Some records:
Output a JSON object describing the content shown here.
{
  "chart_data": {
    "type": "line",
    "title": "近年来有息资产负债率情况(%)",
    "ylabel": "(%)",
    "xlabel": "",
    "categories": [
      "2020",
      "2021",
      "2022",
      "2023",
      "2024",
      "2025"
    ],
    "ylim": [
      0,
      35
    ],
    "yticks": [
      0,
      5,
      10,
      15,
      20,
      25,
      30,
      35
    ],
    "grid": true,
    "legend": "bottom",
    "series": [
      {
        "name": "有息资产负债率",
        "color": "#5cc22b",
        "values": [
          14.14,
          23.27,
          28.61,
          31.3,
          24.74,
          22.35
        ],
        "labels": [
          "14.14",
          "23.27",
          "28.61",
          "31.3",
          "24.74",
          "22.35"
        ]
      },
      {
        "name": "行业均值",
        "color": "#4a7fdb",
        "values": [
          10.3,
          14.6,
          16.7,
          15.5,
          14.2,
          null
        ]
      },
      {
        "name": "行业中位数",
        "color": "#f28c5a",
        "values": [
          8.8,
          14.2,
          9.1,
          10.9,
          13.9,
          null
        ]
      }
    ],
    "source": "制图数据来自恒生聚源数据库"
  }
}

● **YOUR OBJECTIVE**
Copy out all lines above that include the string "color".

● **WRITTEN REPLY**
        "color": "#5cc22b",
        "color": "#4a7fdb",
        "color": "#f28c5a",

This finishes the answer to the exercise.